= DIRECTIONS =
Only the lines from the line containing "Type out the text in this image." through the final line of the entries should be printed, exactly as given, with the pictures left out.

======

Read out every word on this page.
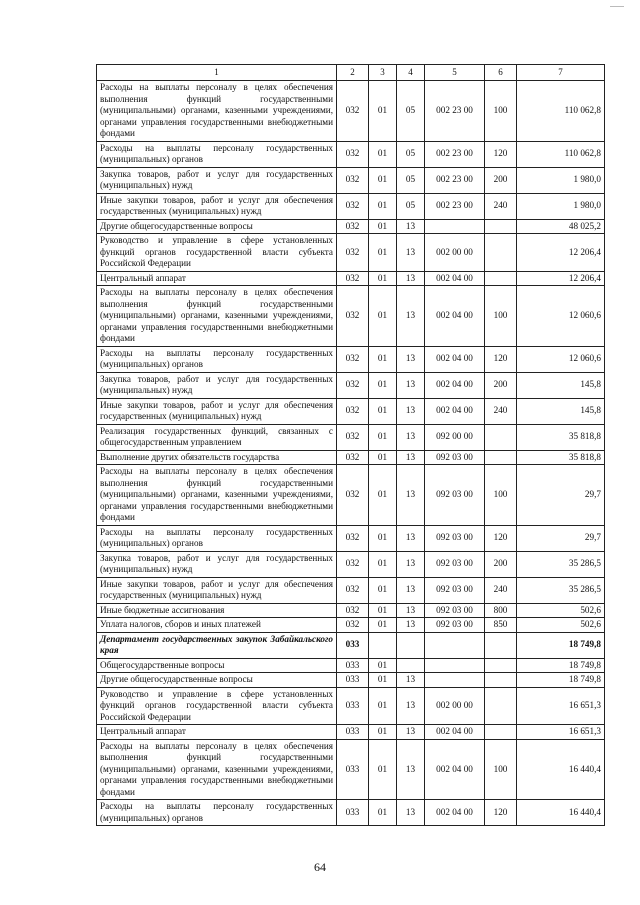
1	2	3	4	5	6	7
Расходы на выплаты персоналу в целях обеспечения выполнения функций государственными (муниципальными) органами, казенными учреждениями, органами управления государственными внебюджетными фондами	032	01	05	002 23 00	100	110 062,8
Расходы на выплаты персоналу государственных (муниципальных) органов	032	01	05	002 23 00	120	110 062,8
Закупка товаров, работ и услуг для государственных (муниципальных) нужд	032	01	05	002 23 00	200	1 980,0
Иные закупки товаров, работ и услуг для обеспечения государственных (муниципальных) нужд	032	01	05	002 23 00	240	1 980,0
Другие общегосударственные вопросы	032	01	13			48 025,2
Руководство и управление в сфере установленных функций органов государственной власти субъекта Российской Федерации	032	01	13	002 00 00		12 206,4
Центральный аппарат	032	01	13	002 04 00		12 206,4
Расходы на выплаты персоналу в целях обеспечения выполнения функций государственными (муниципальными) органами, казенными учреждениями, органами управления государственными внебюджетными фондами	032	01	13	002 04 00	100	12 060,6
Расходы на выплаты персоналу государственных (муниципальных) органов	032	01	13	002 04 00	120	12 060,6
Закупка товаров, работ и услуг для государственных (муниципальных) нужд	032	01	13	002 04 00	200	145,8
Иные закупки товаров, работ и услуг для обеспечения государственных (муниципальных) нужд	032	01	13	002 04 00	240	145,8
Реализация государственных функций, связанных с общегосударственным управлением	032	01	13	092 00 00		35 818,8
Выполнение других обязательств государства	032	01	13	092 03 00		35 818,8
Расходы на выплаты персоналу в целях обеспечения выполнения функций государственными (муниципальными) органами, казенными учреждениями, органами управления государственными внебюджетными фондами	032	01	13	092 03 00	100	29,7
Расходы на выплаты персоналу государственных (муниципальных) органов	032	01	13	092 03 00	120	29,7
Закупка товаров, работ и услуг для государственных (муниципальных) нужд	032	01	13	092 03 00	200	35 286,5
Иные закупки товаров, работ и услуг для обеспечения государственных (муниципальных) нужд	032	01	13	092 03 00	240	35 286,5
Иные бюджетные ассигнования	032	01	13	092 03 00	800	502,6
Уплата налогов, сборов и иных платежей	032	01	13	092 03 00	850	502,6
Департамент государственных закупок Забайкальского края	033					18 749,8
Общегосударственные вопросы	033	01				18 749,8
Другие общегосударственные вопросы	033	01	13			18 749,8
Руководство и управление в сфере установленных функций органов государственной власти субъекта Российской Федерации	033	01	13	002 00 00		16 651,3
Центральный аппарат	033	01	13	002 04 00		16 651,3
Расходы на выплаты персоналу в целях обеспечения выполнения функций государственными (муниципальными) органами, казенными учреждениями, органами управления государственными внебюджетными фондами	033	01	13	002 04 00	100	16 440,4
Расходы на выплаты персоналу государственных (муниципальных) органов	033	01	13	002 04 00	120	16 440,4
64
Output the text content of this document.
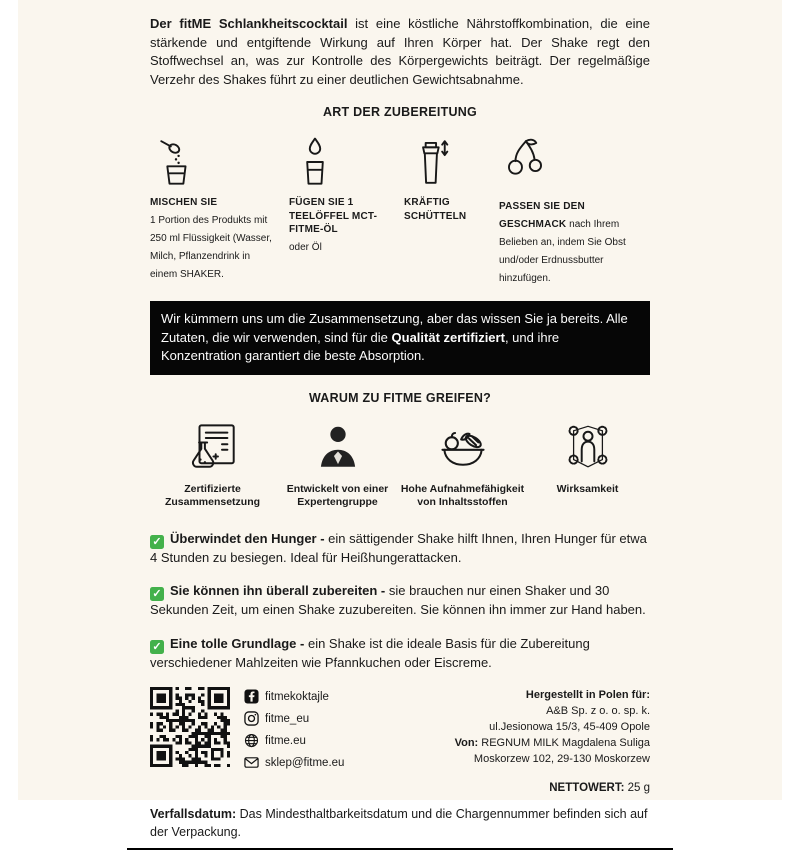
Der fitME Schlankheitscocktail ist eine köstliche Nährstoffkombination, die eine stärkende und entgiftende Wirkung auf Ihren Körper hat. Der Shake regt den Stoffwechsel an, was zur Kontrolle des Körpergewichts beiträgt. Der regelmäßige Verzehr des Shakes führt zu einer deutlichen Gewichtsabnahme.

ART DER ZUBEREITUNG
MISCHEN SIE
1 Portion des Produkts mit 250 ml Flüssigkeit (Wasser, Milch, Pflanzendrink in einem SHAKER.
FÜGEN SIE 1 TEELÖFFEL MCT-FITME-ÖL
oder Öl
KRÄFTIG SCHÜTTELN
PASSEN SIE DEN GESCHMACK nach Ihrem Belieben an, indem Sie Obst und/oder Erdnussbutter hinzufügen.
Wir kümmern uns um die Zusammensetzung, aber das wissen Sie ja bereits. Alle Zutaten, die wir verwenden, sind für die Qualität zertifiziert, und ihre Konzentration garantiert die beste Absorption.
WARUM ZU FITME GREIFEN?
Zertifizierte Zusammensetzung
Entwickelt von einer Expertengruppe
Hohe Aufnahmefähigkeit von Inhaltsstoffen
Wirksamkeit

✓ Überwindet den Hunger - ein sättigender Shake hilft Ihnen, Ihren Hunger für etwa 4 Stunden zu besiegen. Ideal für Heißhungerattacken.

✓ Sie können ihn überall zubereiten - sie brauchen nur einen Shaker und 30 Sekunden Zeit, um einen Shake zuzubereiten. Sie können ihn immer zur Hand haben.

✓ Eine tolle Grundlage - ein Shake ist die ideale Basis für die Zubereitung verschiedener Mahlzeiten wie Pfannkuchen oder Eiscreme.

fitmekoktajle
fitme_eu
fitme.eu
sklep@fitme.eu
Hergestellt in Polen für:
A&B Sp. z o. o. sp. k.
ul.Jesionowa 15/3, 45-409 Opole
Von: REGNUM MILK Magdalena Suliga
Moskorzew 102, 29-130 Moskorzew
NETTOWERT: 25 g

Verfallsdatum: Das Mindesthaltbarkeitsdatum und die Chargennummer befinden sich auf der Verpackung.
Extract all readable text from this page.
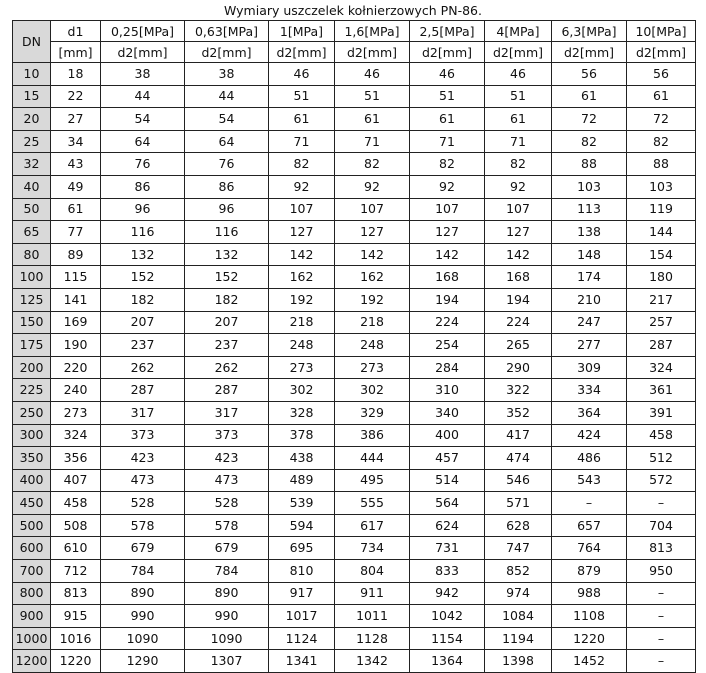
Wymiary uszczelek kołnierzowych PN-86.
DN	d1	0,25[MPa]	0,63[MPa]	1[MPa]	1,6[MPa]	2,5[MPa]	4[MPa]	6,3[MPa]	10[MPa]
	[mm]	d2[mm]	d2[mm]	d2[mm]	d2[mm]	d2[mm]	d2[mm]	d2[mm]	d2[mm]
10	18	38	38	46	46	46	46	56	56
15	22	44	44	51	51	51	51	61	61
20	27	54	54	61	61	61	61	72	72
25	34	64	64	71	71	71	71	82	82
32	43	76	76	82	82	82	82	88	88
40	49	86	86	92	92	92	92	103	103
50	61	96	96	107	107	107	107	113	119
65	77	116	116	127	127	127	127	138	144
80	89	132	132	142	142	142	142	148	154
100	115	152	152	162	162	168	168	174	180
125	141	182	182	192	192	194	194	210	217
150	169	207	207	218	218	224	224	247	257
175	190	237	237	248	248	254	265	277	287
200	220	262	262	273	273	284	290	309	324
225	240	287	287	302	302	310	322	334	361
250	273	317	317	328	329	340	352	364	391
300	324	373	373	378	386	400	417	424	458
350	356	423	423	438	444	457	474	486	512
400	407	473	473	489	495	514	546	543	572
450	458	528	528	539	555	564	571	–	–
500	508	578	578	594	617	624	628	657	704
600	610	679	679	695	734	731	747	764	813
700	712	784	784	810	804	833	852	879	950
800	813	890	890	917	911	942	974	988	–
900	915	990	990	1017	1011	1042	1084	1108	–
1000	1016	1090	1090	1124	1128	1154	1194	1220	–
1200	1220	1290	1307	1341	1342	1364	1398	1452	–
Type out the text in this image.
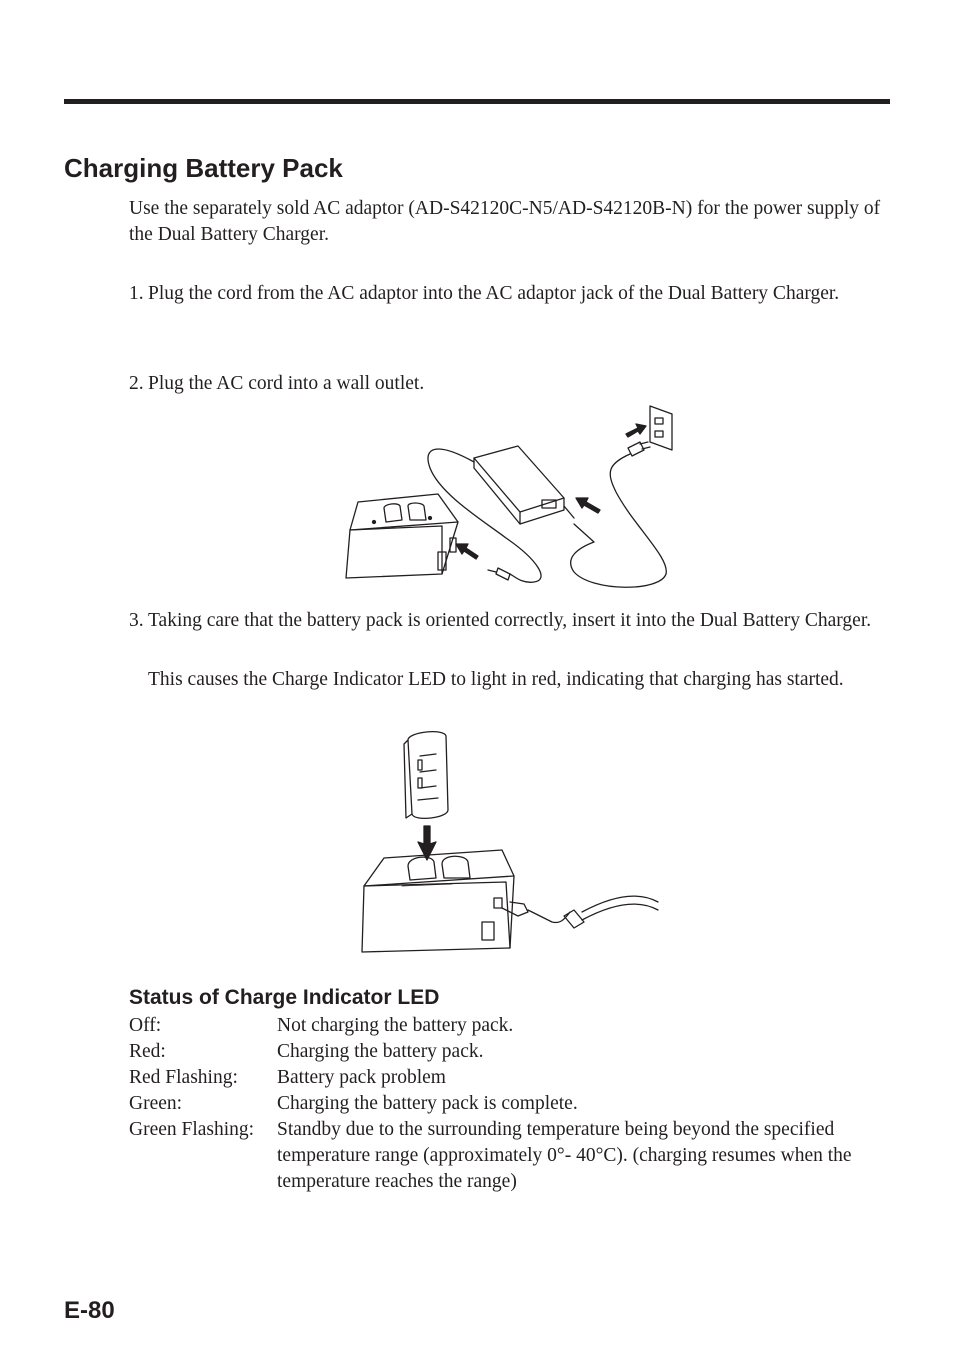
Charging Battery Pack

Use the separately sold AC adaptor (AD-S42120C-N5/AD-S42120B-N) for the power supply of the Dual Battery Charger.

1. Plug the cord from the AC adaptor into the AC adaptor jack of the Dual Battery Charger.
2. Plug the AC cord into a wall outlet.
3. Taking care that the battery pack is oriented correctly, insert it into the Dual Battery Charger.

This causes the Charge Indicator LED to light in red, indicating that charging has started.

Status of Charge Indicator LED
Off:	Not charging the battery pack.
Red:	Charging the battery pack.
Red Flashing:	Battery pack problem
Green:	Charging the battery pack is complete.
Green Flashing:	Standby due to the surrounding temperature being beyond the specified temperature range (approximately 0°- 40°C). (charging resumes when the temperature reaches the range)
E-80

======

= RESULT OF THE TASK =
Type out the text in this image.
Charging Battery Pack

Use the separately sold AC adaptor (AD-S42120C-N5/AD-S42120B-N) for the power supply of the Dual Battery Charger.

1. Plug the cord from the AC adaptor into the AC adaptor jack of the Dual Battery Charger.
2. Plug the AC cord into a wall outlet.
3. Taking care that the battery pack is oriented correctly, insert it into the Dual Battery Charger.

This causes the Charge Indicator LED to light in red, indicating that charging has started.

Status of Charge Indicator LED
Off:	Not charging the battery pack.
Red:	Charging the battery pack.
Red Flashing:	Battery pack problem
Green:	Charging the battery pack is complete.
Green Flashing:	Standby due to the surrounding temperature being beyond the specified temperature range (approximately 0°- 40°C). (charging resumes when the temperature reaches the range)
E-80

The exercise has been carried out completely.